**Raw records**
§ §
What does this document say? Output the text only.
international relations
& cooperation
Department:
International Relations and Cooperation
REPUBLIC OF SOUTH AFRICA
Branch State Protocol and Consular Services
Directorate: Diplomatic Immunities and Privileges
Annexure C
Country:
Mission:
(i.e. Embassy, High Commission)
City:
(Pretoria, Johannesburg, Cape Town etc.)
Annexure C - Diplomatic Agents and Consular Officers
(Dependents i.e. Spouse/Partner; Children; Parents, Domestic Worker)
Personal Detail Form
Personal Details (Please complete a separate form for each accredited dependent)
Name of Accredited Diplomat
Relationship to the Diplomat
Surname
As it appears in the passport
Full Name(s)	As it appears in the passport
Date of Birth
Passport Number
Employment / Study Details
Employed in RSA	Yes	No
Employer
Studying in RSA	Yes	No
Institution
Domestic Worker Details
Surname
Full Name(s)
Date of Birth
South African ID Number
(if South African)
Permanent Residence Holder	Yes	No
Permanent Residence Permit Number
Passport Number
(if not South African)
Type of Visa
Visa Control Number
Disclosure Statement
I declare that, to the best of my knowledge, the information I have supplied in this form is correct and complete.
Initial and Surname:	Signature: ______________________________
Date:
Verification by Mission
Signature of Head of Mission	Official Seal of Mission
§ §
**THE TASK**
Report each line of the material above where the word "Permanent" appears.

**SOLUTION**
Permanent Residence Holder	Yes	No
Permanent Residence Permit Number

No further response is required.